§ **Lines of data**:

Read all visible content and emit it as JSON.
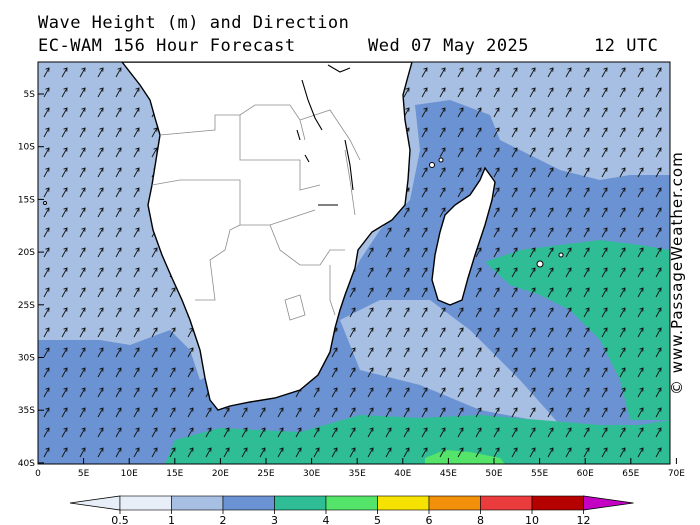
{
  "title": {
    "line1": "Wave Height (m) and Direction",
    "line2_left": "EC-WAM 156 Hour Forecast",
    "line2_date": "Wed 07 May 2025",
    "line2_time": "12 UTC"
  },
  "credit": "© www.PassageWeather.com",
  "axes": {
    "lat_labels": [
      "5S",
      "10S",
      "15S",
      "20S",
      "25S",
      "30S",
      "35S",
      "40S"
    ],
    "lon_labels": [
      "0",
      "5E",
      "10E",
      "15E",
      "20E",
      "25E",
      "30E",
      "35E",
      "40E",
      "45E",
      "50E",
      "55E",
      "60E",
      "65E",
      "70E"
    ]
  },
  "legend": {
    "labels": [
      "0.5",
      "1",
      "2",
      "3",
      "4",
      "5",
      "6",
      "8",
      "10",
      "12"
    ],
    "colors": [
      "#e8eef8",
      "#a6bfe3",
      "#6b92d2",
      "#2fbd96",
      "#54e46a",
      "#f5e200",
      "#f3900b",
      "#ea3c3c",
      "#b50000",
      "#c400c4"
    ]
  },
  "map": {
    "land_color": "#ffffff",
    "border_color": "#8c8c8c",
    "arrow_direction": "northeast"
  }
}
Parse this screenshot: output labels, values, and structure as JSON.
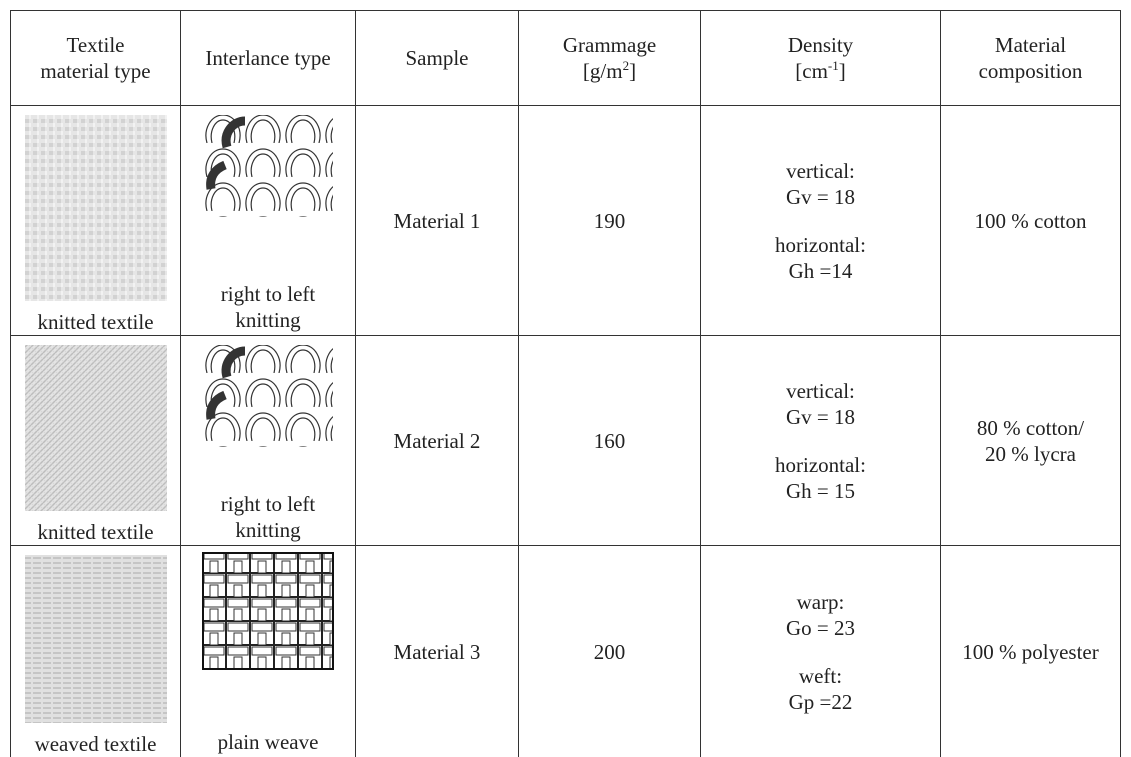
{
  "table": {
    "header": {
      "material_type": [
        "Textile",
        "material type"
      ],
      "interlace": "Interlance type",
      "sample": "Sample",
      "grammage": [
        "Grammage",
        "[g/m",
        "2",
        "]"
      ],
      "density": [
        "Density",
        "[cm",
        "-1",
        "]"
      ],
      "composition": [
        "Material",
        "composition"
      ]
    },
    "rows": [
      {
        "material_type": "knitted textile",
        "interlace": [
          "right to left",
          "knitting"
        ],
        "sample": "Material 1",
        "grammage": 190,
        "density": [
          "vertical:",
          "Gv = 18",
          "horizontal:",
          "Gh =14"
        ],
        "composition": [
          "100 % cotton"
        ]
      },
      {
        "material_type": "knitted textile",
        "interlace": [
          "right to left",
          "knitting"
        ],
        "sample": "Material 2",
        "grammage": 160,
        "density": [
          "vertical:",
          "Gv = 18",
          "horizontal:",
          "Gh = 15"
        ],
        "composition": [
          "80 % cotton/",
          "20 % lycra"
        ]
      },
      {
        "material_type": "weaved textile",
        "interlace": [
          "plain weave"
        ],
        "sample": "Material 3",
        "grammage": 200,
        "density": [
          "warp:",
          "Go = 23",
          "weft:",
          "Gp =22"
        ],
        "composition": [
          "100 % polyester"
        ]
      }
    ]
  }
}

§ **WRITTEN REQUEST**: Repeat the material exactly as it reads, without any of its pictures.

§ **THE SOLUTION**:
Read all visible content and emit it as JSON.
{
  "title": {
    "line1": "Wave Height (m) and Direction",
    "line2_left": "EC-WAM 156 Hour Forecast",
    "line2_date": "Wed 07 May 2025",
    "line2_time": "12 UTC"
  },
  "credit": "© www.PassageWeather.com",
  "axes": {
    "lat_labels": [
      "5S",
      "10S",
      "15S",
      "20S",
      "25S",
      "30S",
      "35S",
      "40S"
    ],
    "lon_labels": [
      "0",
      "5E",
      "10E",
      "15E",
      "20E",
      "25E",
      "30E",
      "35E",
      "40E",
      "45E",
      "50E",
      "55E",
      "60E",
      "65E",
      "70E"
    ]
  },
  "legend": {
    "labels": [
      "0.5",
      "1",
      "2",
      "3",
      "4",
      "5",
      "6",
      "8",
      "10",
      "12"
    ],
    "colors": [
      "#e8eef8",
      "#a6bfe3",
      "#6b92d2",
      "#2fbd96",
      "#54e46a",
      "#f5e200",
      "#f3900b",
      "#ea3c3c",
      "#b50000",
      "#c400c4"
    ]
  },
  "map": {
    "land_color": "#ffffff",
    "border_color": "#8c8c8c",
    "arrow_direction": "northeast"
  }
}
Parse this screenshot: output labels, values, and structure as JSON.
{
  "table": {
    "header": {
      "material_type": [
        "Textile",
        "material type"
      ],
      "interlace": "Interlance type",
      "sample": "Sample",
      "grammage": [
        "Grammage",
        "[g/m",
        "2",
        "]"
      ],
      "density": [
        "Density",
        "[cm",
        "-1",
        "]"
      ],
      "composition": [
        "Material",
        "composition"
      ]
    },
    "rows": [
      {
        "material_type": "knitted textile",
        "interlace": [
          "right to left",
          "knitting"
        ],
        "sample": "Material 1",
        "grammage": 190,
        "density": [
          "vertical:",
          "Gv = 18",
          "horizontal:",
          "Gh =14"
        ],
        "composition": [
          "100 % cotton"
        ]
      },
      {
        "material_type": "knitted textile",
        "interlace": [
          "right to left",
          "knitting"
        ],
        "sample": "Material 2",
        "grammage": 160,
        "density": [
          "vertical:",
          "Gv = 18",
          "horizontal:",
          "Gh = 15"
        ],
        "composition": [
          "80 % cotton/",
          "20 % lycra"
        ]
      },
      {
        "material_type": "weaved textile",
        "interlace": [
          "plain weave"
        ],
        "sample": "Material 3",
        "grammage": 200,
        "density": [
          "warp:",
          "Go = 23",
          "weft:",
          "Gp =22"
        ],
        "composition": [
          "100 % polyester"
        ]
      }
    ]
  }
}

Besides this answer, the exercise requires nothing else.